*Exercise input*

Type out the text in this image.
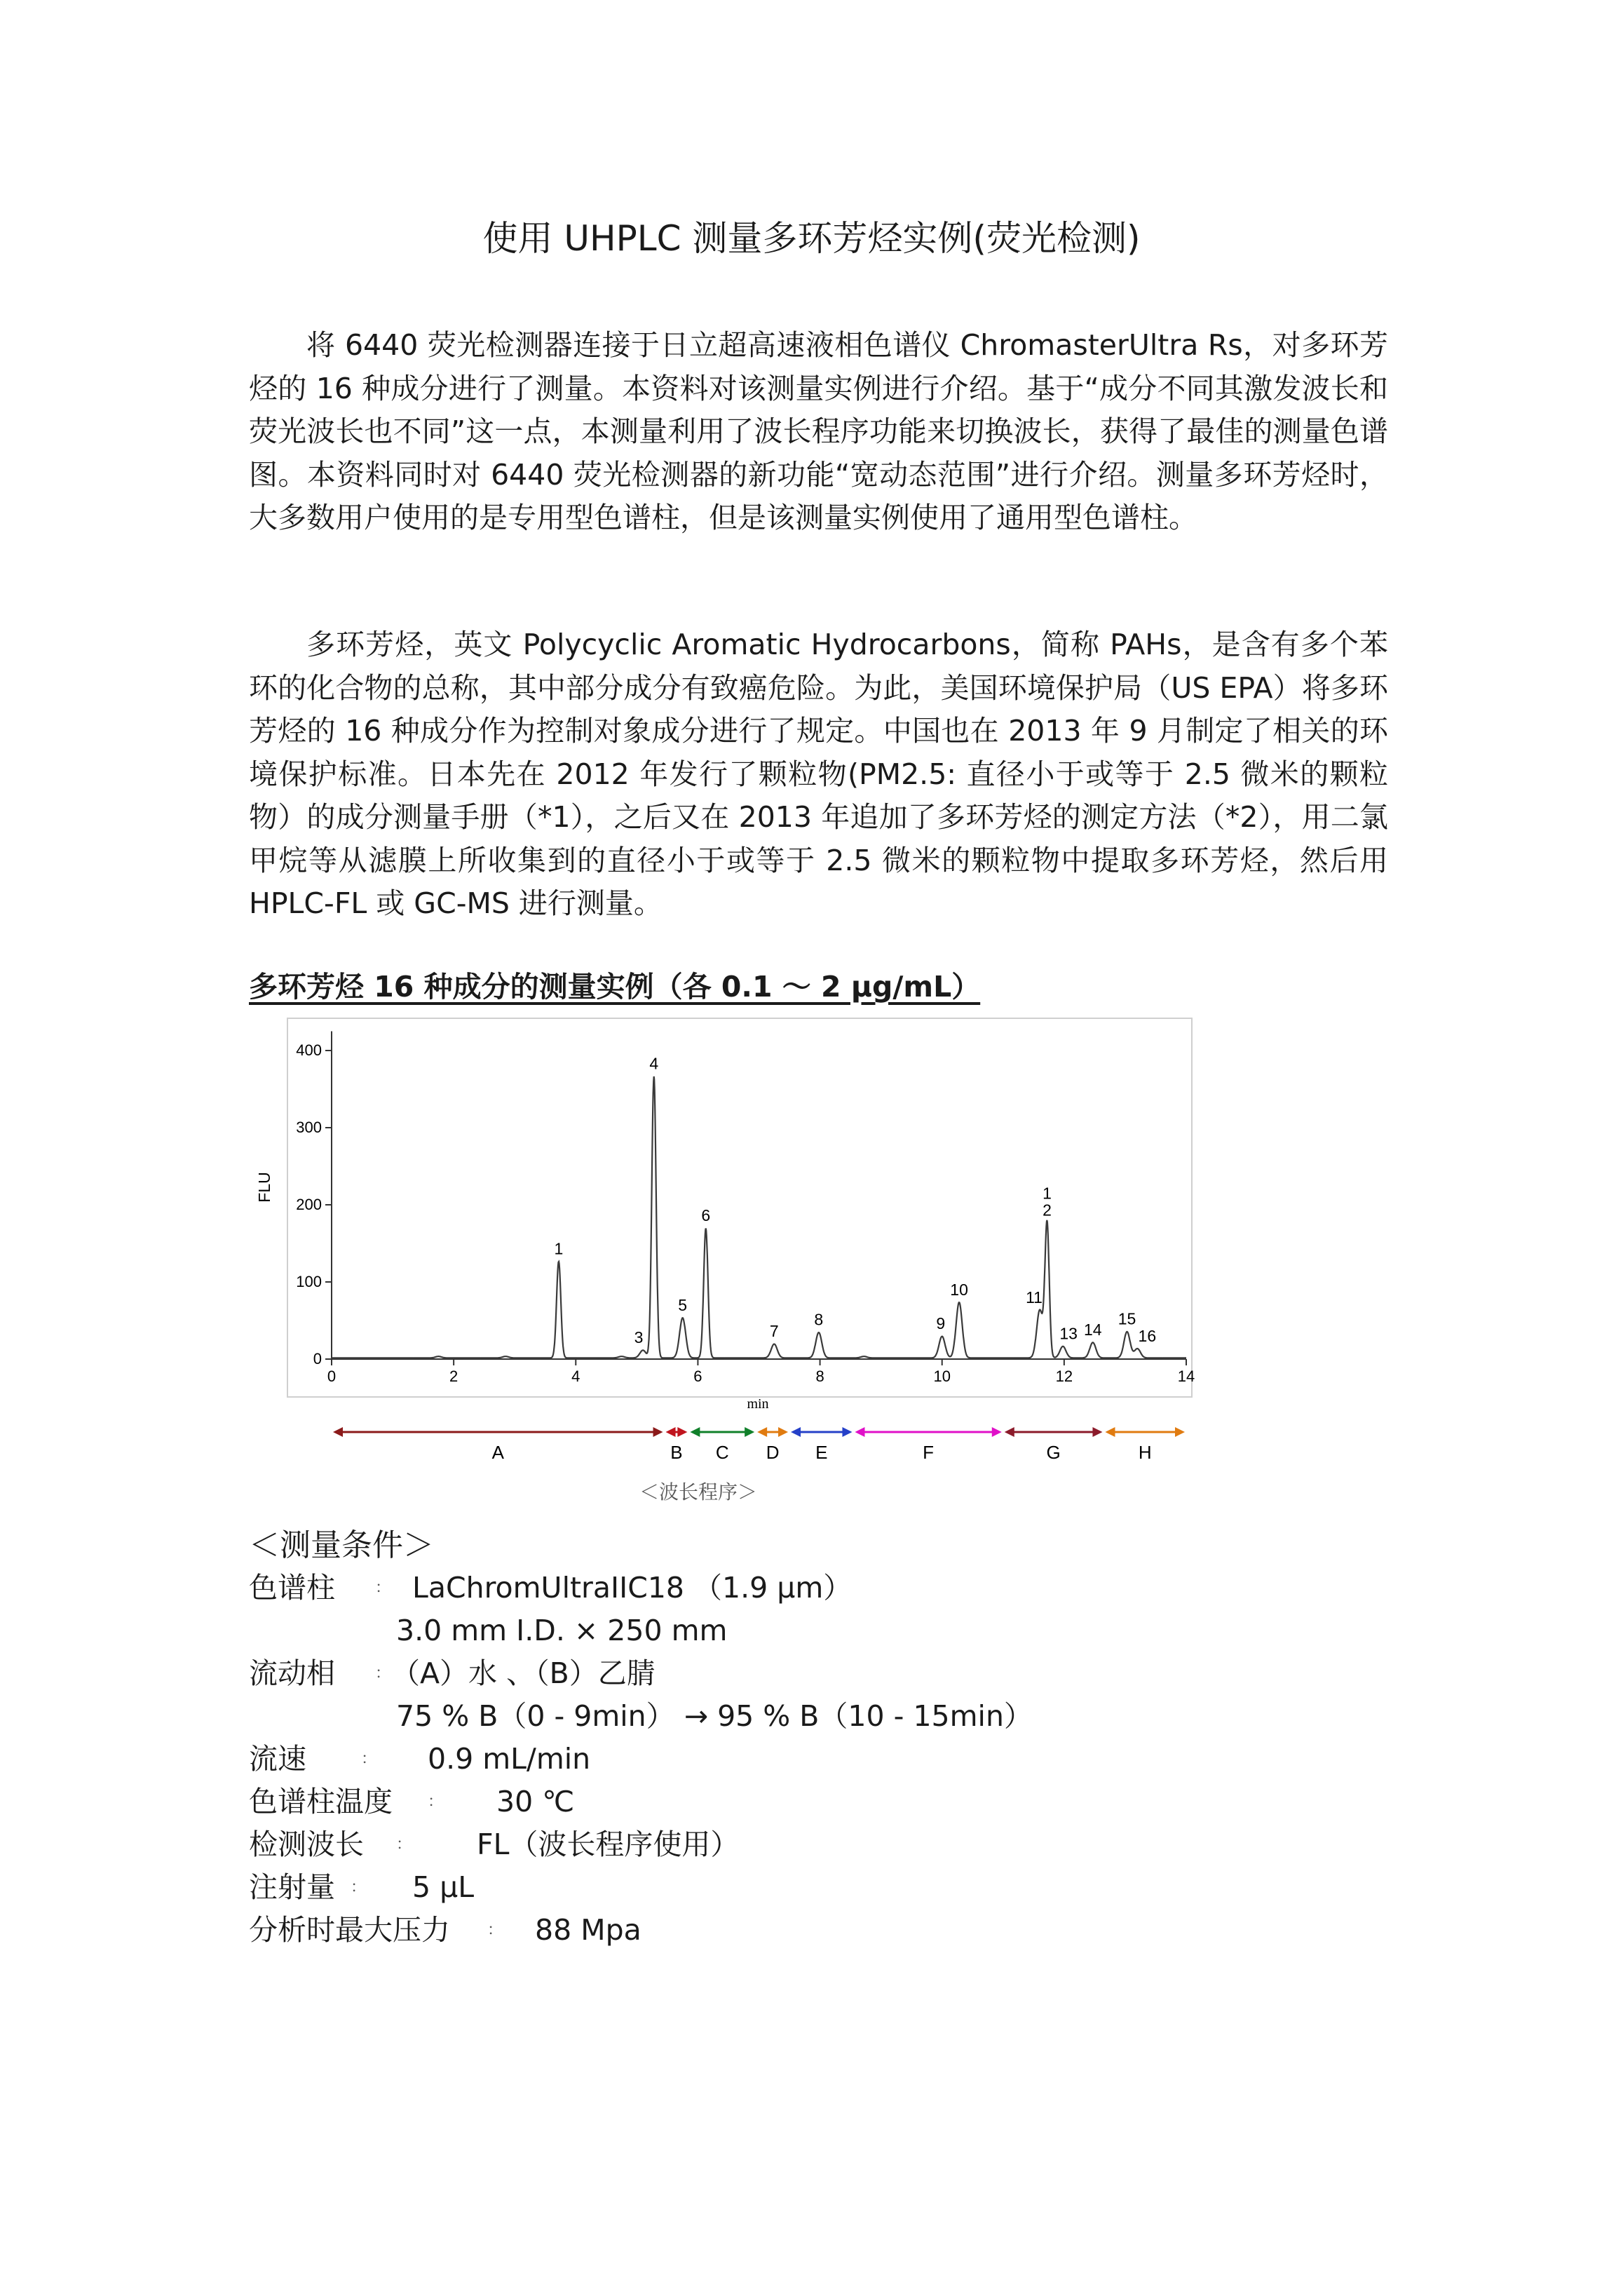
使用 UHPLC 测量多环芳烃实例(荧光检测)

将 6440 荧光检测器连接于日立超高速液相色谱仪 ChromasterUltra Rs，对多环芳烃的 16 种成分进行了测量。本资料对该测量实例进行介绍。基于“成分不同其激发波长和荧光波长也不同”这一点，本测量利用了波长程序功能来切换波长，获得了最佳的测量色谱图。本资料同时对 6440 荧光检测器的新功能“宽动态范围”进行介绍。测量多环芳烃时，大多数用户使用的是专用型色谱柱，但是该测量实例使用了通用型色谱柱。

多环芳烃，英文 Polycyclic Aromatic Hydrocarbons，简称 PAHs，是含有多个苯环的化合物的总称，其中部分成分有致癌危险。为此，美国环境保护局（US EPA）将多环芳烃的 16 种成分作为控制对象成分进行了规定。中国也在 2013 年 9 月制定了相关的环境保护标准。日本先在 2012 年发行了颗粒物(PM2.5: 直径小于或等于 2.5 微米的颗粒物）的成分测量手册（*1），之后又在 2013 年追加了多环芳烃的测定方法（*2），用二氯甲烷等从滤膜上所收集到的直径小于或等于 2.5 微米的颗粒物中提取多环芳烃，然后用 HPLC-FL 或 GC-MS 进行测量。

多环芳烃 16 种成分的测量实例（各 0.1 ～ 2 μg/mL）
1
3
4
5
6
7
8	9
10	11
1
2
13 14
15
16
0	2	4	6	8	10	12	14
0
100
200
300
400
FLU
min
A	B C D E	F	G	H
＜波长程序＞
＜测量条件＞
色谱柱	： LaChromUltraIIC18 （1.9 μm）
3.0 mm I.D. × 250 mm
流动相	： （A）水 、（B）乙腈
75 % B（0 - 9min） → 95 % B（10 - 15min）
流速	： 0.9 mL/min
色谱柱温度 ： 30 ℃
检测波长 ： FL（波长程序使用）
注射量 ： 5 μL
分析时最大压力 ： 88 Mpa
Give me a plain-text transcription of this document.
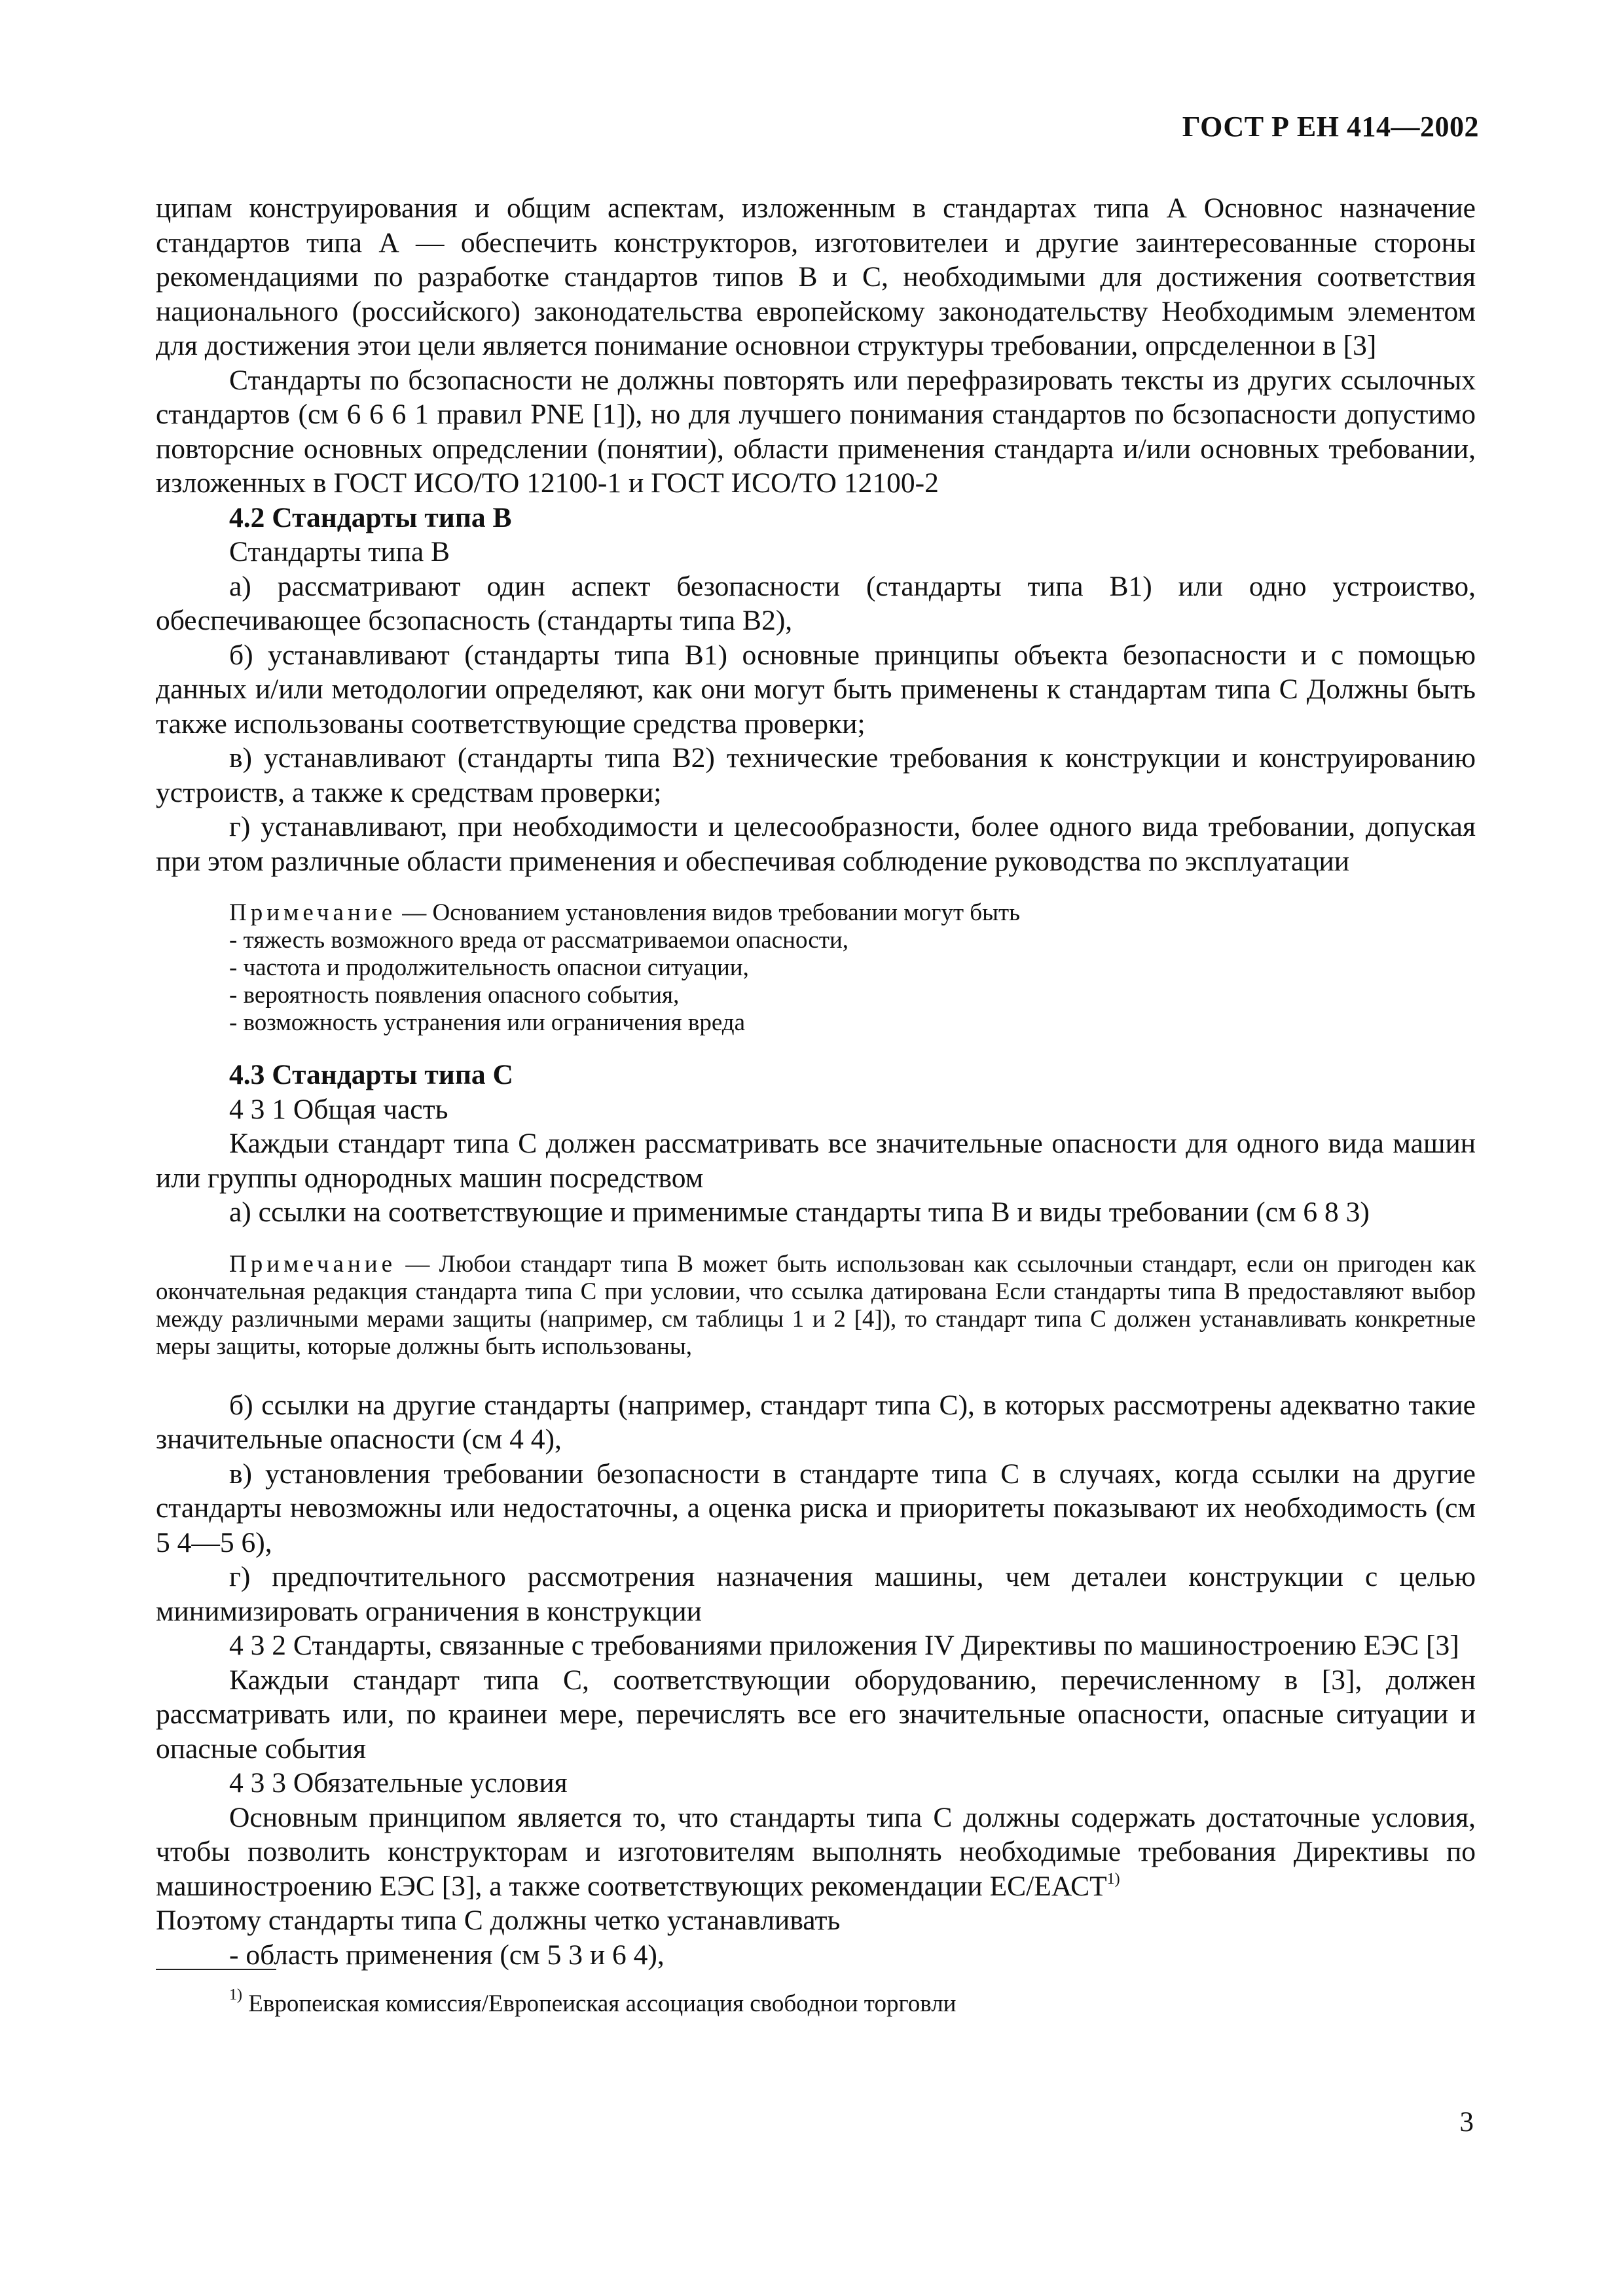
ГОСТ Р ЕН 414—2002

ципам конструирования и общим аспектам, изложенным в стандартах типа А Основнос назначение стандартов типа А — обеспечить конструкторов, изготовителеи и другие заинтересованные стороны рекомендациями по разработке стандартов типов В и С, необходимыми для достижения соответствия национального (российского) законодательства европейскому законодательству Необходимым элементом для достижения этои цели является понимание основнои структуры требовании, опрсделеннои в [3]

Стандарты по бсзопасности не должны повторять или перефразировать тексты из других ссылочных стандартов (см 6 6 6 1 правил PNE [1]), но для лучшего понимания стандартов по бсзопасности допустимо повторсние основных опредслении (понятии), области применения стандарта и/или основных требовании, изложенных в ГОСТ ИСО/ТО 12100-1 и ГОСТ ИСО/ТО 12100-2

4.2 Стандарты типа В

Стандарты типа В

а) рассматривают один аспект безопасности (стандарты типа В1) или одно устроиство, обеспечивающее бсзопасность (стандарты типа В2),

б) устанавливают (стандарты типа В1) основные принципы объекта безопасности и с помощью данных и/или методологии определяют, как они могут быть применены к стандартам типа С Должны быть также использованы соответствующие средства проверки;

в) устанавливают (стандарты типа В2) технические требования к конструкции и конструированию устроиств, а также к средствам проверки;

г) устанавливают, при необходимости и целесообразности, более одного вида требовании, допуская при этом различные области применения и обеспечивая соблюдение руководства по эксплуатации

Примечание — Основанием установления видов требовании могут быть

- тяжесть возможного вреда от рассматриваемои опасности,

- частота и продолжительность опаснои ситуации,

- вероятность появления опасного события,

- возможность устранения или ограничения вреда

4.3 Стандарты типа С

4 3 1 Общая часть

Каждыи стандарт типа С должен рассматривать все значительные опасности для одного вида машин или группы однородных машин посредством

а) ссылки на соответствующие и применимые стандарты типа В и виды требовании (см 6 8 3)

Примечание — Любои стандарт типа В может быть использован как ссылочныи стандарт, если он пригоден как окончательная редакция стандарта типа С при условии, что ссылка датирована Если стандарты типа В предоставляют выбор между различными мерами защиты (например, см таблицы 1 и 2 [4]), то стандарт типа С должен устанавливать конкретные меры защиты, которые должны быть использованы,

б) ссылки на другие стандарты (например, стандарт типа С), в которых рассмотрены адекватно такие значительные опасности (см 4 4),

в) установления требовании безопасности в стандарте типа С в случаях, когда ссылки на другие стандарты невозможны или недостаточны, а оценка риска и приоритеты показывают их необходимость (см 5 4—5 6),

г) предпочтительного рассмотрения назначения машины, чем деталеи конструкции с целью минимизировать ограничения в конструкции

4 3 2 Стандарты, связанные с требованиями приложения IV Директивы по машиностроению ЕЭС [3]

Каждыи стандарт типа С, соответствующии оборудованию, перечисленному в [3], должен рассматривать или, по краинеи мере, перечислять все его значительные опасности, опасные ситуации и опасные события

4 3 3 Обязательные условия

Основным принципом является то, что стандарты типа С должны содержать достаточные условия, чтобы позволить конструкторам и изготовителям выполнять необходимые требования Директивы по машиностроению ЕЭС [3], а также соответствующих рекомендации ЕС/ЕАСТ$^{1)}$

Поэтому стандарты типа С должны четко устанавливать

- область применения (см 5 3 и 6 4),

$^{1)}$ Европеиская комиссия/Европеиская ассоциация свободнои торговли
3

*Given exercise*
Which lines of the data include "события"? Copy each of them.

*Solution to this exercise*
- вероятность появления опасного события,
Каждыи стандарт типа С, соответствующии оборудованию, перечисленному в [3], должен рассматривать или, по краинеи мере, перечислять все его значительные опасности, опасные ситуации и опасные события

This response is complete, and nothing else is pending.